### Exercise details
Check each line for the string "terorganisir", then give only how many lines have it.
━━━━━━━━
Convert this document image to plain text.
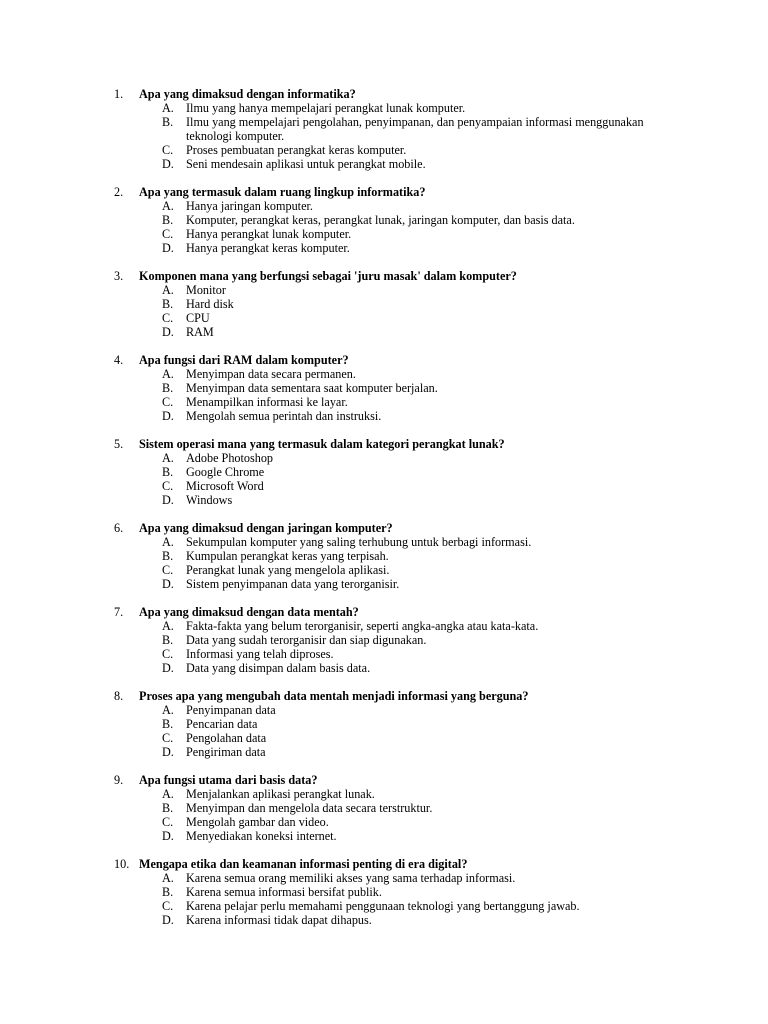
1.	Apa yang dimaksud dengan informatika?
A. Ilmu yang hanya mempelajari perangkat lunak komputer.
B.	Ilmu yang mempelajari pengolahan, penyimpanan, dan penyampaian informasi menggunakan teknologi komputer.
C.	Proses pembuatan perangkat keras komputer.
D. Seni mendesain aplikasi untuk perangkat mobile.
2.	Apa yang termasuk dalam ruang lingkup informatika?
A. Hanya jaringan komputer.
B.	Komputer, perangkat keras, perangkat lunak, jaringan komputer, dan basis data.
C.	Hanya perangkat lunak komputer.
D. Hanya perangkat keras komputer.
3.	Komponen mana yang berfungsi sebagai 'juru masak' dalam komputer?
A. Monitor
B.	Hard disk
C.	CPU
D. RAM
4.	Apa fungsi dari RAM dalam komputer?
A. Menyimpan data secara permanen.
B.	Menyimpan data sementara saat komputer berjalan.
C.	Menampilkan informasi ke layar.
D. Mengolah semua perintah dan instruksi.
5.	Sistem operasi mana yang termasuk dalam kategori perangkat lunak?
A. Adobe Photoshop
B.	Google Chrome
C.	Microsoft Word
D. Windows
6.	Apa yang dimaksud dengan jaringan komputer?
A. Sekumpulan komputer yang saling terhubung untuk berbagi informasi.
B.	Kumpulan perangkat keras yang terpisah.
C.	Perangkat lunak yang mengelola aplikasi.
D. Sistem penyimpanan data yang terorganisir.
7.	Apa yang dimaksud dengan data mentah?
A. Fakta-fakta yang belum terorganisir, seperti angka-angka atau kata-kata.
B.	Data yang sudah terorganisir dan siap digunakan.
C.	Informasi yang telah diproses.
D. Data yang disimpan dalam basis data.
8.	Proses apa yang mengubah data mentah menjadi informasi yang berguna?
A. Penyimpanan data
B.	Pencarian data
C.	Pengolahan data
D. Pengiriman data
9.	Apa fungsi utama dari basis data?
A. Menjalankan aplikasi perangkat lunak.
B.	Menyimpan dan mengelola data secara terstruktur.
C.	Mengolah gambar dan video.
D. Menyediakan koneksi internet.
10. Mengapa etika dan keamanan informasi penting di era digital?
A. Karena semua orang memiliki akses yang sama terhadap informasi.
B.	Karena semua informasi bersifat publik.
C.	Karena pelajar perlu memahami penggunaan teknologi yang bertanggung jawab.
D. Karena informasi tidak dapat dihapus.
━━━━━━━━
### Answer for the task
3